## start DATA ROWS
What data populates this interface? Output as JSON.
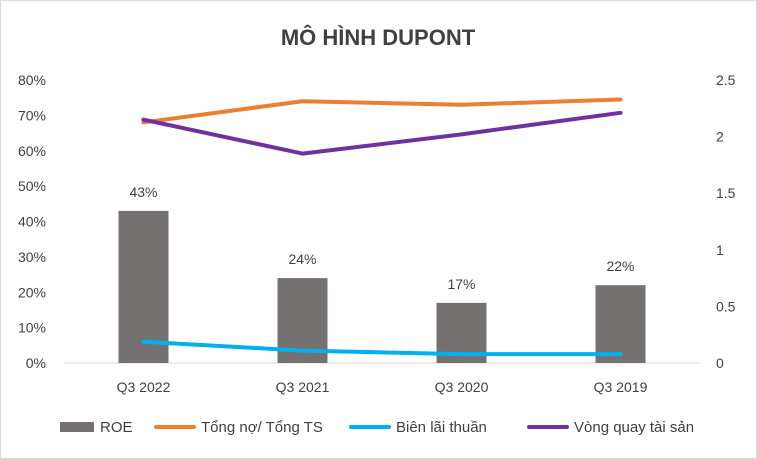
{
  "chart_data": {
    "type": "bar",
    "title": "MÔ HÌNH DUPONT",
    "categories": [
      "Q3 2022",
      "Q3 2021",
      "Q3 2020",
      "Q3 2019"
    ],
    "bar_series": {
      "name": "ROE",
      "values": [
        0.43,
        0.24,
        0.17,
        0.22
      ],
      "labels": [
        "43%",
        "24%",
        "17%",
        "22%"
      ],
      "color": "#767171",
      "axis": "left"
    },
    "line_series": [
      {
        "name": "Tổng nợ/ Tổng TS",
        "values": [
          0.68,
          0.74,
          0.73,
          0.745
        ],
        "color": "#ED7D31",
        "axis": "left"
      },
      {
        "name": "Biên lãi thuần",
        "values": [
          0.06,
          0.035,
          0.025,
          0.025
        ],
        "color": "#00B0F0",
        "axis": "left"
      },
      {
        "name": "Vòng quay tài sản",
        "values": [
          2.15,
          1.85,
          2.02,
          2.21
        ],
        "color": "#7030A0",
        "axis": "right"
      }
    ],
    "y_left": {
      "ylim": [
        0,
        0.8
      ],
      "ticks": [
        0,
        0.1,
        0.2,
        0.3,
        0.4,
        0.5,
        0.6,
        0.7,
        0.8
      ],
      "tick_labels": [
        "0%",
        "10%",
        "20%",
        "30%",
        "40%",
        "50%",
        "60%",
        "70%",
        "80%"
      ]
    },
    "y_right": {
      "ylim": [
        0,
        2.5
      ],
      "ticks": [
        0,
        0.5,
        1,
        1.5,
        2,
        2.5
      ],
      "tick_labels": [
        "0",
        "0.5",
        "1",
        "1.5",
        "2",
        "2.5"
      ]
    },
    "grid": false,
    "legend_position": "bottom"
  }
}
## end DATA ROWS
TASK REQUIREMENTS
Single out each line of the records above with the string "axis" in it, and copy it.

EXERCISE OUTPUT
      "axis": "left"
        "axis": "left"
        "axis": "left"
        "axis": "right"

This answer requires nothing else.